**Job**
Report all lines from the entries below in which "that" appears.

━━━━━ Raw records

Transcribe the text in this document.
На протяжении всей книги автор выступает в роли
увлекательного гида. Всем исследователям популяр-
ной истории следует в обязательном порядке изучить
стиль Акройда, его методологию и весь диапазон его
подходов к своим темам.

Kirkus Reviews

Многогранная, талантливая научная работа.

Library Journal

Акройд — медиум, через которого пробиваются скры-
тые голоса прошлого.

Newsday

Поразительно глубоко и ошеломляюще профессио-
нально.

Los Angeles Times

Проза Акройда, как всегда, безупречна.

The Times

━━━━━━━━━━
━━━━━ Raw records

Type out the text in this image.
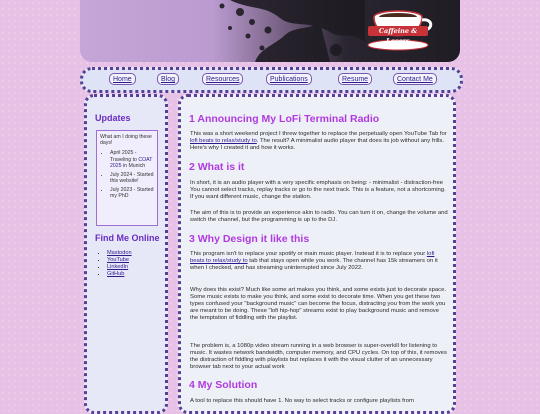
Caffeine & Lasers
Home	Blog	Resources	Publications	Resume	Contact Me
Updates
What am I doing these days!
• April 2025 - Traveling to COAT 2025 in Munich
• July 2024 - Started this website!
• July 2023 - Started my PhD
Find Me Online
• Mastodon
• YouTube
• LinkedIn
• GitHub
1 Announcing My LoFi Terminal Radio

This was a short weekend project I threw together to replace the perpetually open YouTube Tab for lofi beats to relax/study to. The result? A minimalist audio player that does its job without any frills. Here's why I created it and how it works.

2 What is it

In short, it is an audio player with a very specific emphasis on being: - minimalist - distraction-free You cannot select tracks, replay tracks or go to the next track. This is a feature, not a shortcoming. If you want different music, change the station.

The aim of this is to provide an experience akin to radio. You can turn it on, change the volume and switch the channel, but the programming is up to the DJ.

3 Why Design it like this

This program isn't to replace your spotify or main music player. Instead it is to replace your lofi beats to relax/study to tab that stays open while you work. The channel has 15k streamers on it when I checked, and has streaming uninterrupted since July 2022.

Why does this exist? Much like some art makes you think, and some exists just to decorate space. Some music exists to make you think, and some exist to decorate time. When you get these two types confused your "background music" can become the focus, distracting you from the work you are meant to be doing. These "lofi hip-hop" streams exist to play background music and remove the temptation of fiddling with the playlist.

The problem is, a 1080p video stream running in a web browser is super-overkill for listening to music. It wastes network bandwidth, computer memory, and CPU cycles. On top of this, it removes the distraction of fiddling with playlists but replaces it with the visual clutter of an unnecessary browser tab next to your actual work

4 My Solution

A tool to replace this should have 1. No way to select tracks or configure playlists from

━━━━━━━━━━
━━━━━ Raw records

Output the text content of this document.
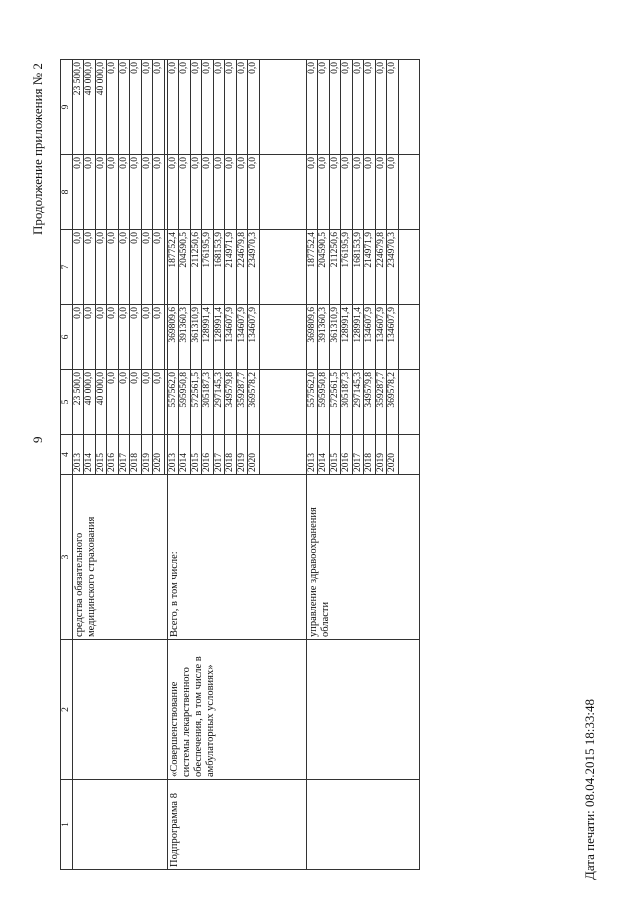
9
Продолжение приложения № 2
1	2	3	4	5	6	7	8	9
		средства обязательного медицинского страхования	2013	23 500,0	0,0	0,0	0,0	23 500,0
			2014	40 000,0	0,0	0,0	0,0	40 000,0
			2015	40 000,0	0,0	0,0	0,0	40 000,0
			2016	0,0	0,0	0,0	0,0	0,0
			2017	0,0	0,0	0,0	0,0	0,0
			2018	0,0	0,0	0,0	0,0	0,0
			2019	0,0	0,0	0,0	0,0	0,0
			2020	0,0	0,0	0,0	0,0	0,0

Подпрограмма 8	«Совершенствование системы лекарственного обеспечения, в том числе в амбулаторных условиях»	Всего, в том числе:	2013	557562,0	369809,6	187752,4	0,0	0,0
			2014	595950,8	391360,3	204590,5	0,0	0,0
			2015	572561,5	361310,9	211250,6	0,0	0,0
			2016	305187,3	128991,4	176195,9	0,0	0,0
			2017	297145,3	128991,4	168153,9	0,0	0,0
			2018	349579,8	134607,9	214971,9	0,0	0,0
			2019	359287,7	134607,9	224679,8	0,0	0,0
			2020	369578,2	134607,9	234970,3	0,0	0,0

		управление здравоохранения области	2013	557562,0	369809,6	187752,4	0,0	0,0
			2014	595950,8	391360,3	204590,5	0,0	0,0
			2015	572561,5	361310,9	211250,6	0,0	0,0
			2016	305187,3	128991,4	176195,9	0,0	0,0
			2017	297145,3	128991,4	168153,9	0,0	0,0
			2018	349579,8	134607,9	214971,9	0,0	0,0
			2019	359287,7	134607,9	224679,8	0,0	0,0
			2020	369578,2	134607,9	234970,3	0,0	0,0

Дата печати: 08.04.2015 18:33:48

━━━━━━━━━━

**Answer to the problem**
This was a short weekend project I threw together to replace the perpetually open YouTube Tab for lofi beats to relax/study to. The result? A minimalist audio player that does its job without any frills. Here's why I created it and how it works.
This program isn't to replace your spotify or main music player. Instead it is to replace your lofi beats to relax/study to tab that stays open while you work. The channel has 15k streamers on it when I checked, and has streaming uninterrupted since July 2022.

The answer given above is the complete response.